### [Given instruction]
In the forum thread below about a cast iron kettle, what material is the steamer that pen uses on the stove made of?

### [Document passage]

-.-.-

# A cast iron kettle question



## fireview2788 (Sep 6, 2011)

My wife would like a cast iron kettle for the stove to serve as a steamer but also to have hot water at the ready if she wants tea or the girls want hot chocolate.  Everything I am finding says that you can't drink the water, why is that?  Also, does anyone have a place that I can find one that we can use the water for drinking.


Thanks!

fv


----------



## raybonz (Sep 6, 2011)

fireview2788 said:
			
		

> My wife would like a cast iron kettle for the stove to serve as a steamer but also to have hot water at the ready if she wants tea or the girls want hot chocolate.  Everything I am finding says that you can't drink the water, why is that?  Also, does anyone have a place that I can find one that we can use the water for drinking.
> 
> 
> Thanks!
> ...



I once had a black painted cast iron kettle and was gross with bubbling rusty water plus it stunk of iron.. I definitely would not drink the water however a stainless steel or porcelain coated kettle should be fine so long as you clean it before using it..

Ray


----------



## pen (Sep 6, 2011)

Unless you constantly use distilled water in the kettle, you'll wind up with pretty nasty mineral deposits left in that pot as the water evaporates and leaves the minerals behind.

Even using distilled water the cast will rust which once again leaves for a pretty unappealing liquid inside the pot.  

With a enamel, porcelain, or stainless pot you can help keep this down to a minimum by completely emptying and refilling the pot each day, but there will still be some buildup and distilled water gets pricey considering what you are doing with it (and many don't recommend drinking it).

My other concern with kettles is if the stove is really cruising they can boil and spit water onto the top which can ruin the finish.  

I use a steamer on mine (which can be seen in my avatar) that is ceramic so it never rusts, sits on a trivet so it almost never comes to an actual boil, and has a chimney like top which goes straight up rather than out so no spurts of water ever leave it to land on the stove.  

To be honest I don't know why I bother still using it other than habit.  It in no way could keep up with my humidity means even putting 1/2 gallon or more of water through it a day.  I have to supplement with a humidifier.  I keep toying around with the idea of installing an OAK (outside air kit) to keep the stove from using interior air and pulling it's air through leaks in the house (which would help a bit with humidity) but since my humidifier keeps up I don't bother.

pen


----------



## fossil (Sep 6, 2011)

If you're hell-bent on heating water on top of your woodstove, you might think about a nice stainless teapot just like you'd use on your stovetop, and set it on a trivet, and don't plan to leave it there full time.  You won't have the fine temp control with it sitting on the woodstove that you do on the kitchen stove...no "simmer" setting to be found.  Rick

ETA: As pen said above, _nothing_ that you can find to put on top of a woodstove to act as a "steamer" is going to put a dent in raising your whole house humidity.


----------



## n3pro (Sep 7, 2011)

I see what is left behind and ewwwww.  I have occasionally warmed a mug of water for tea on my trivet.  The steamer might not help humidity but it does make a nice potpourri air freshener.


----------



## My Oslo heats my home (Sep 7, 2011)

-.-.-

### [Data provided]
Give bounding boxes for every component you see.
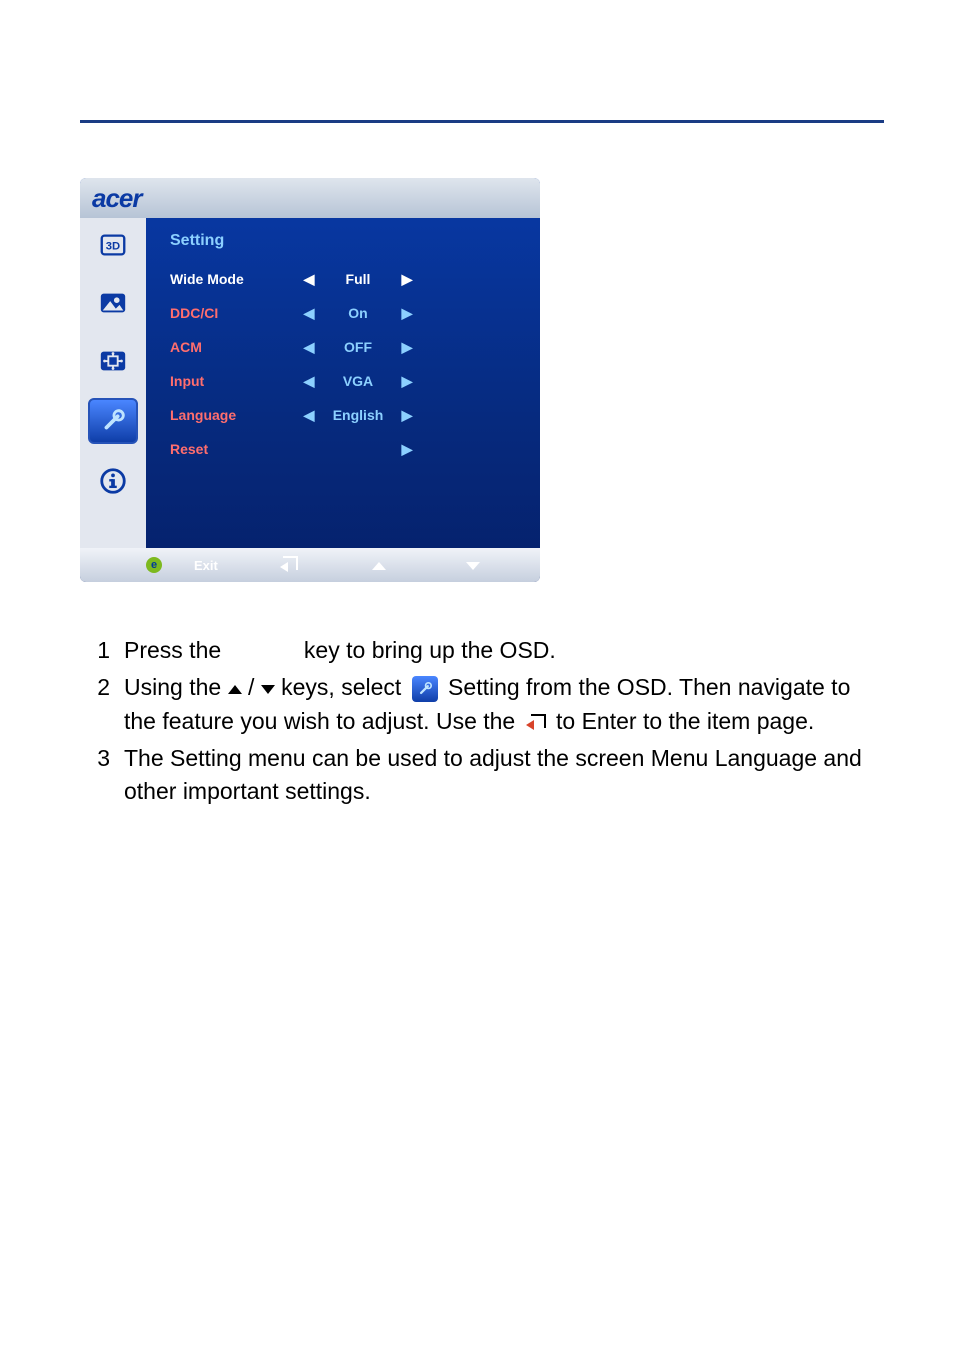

-.-.-

### [The completed task]
Ceramic.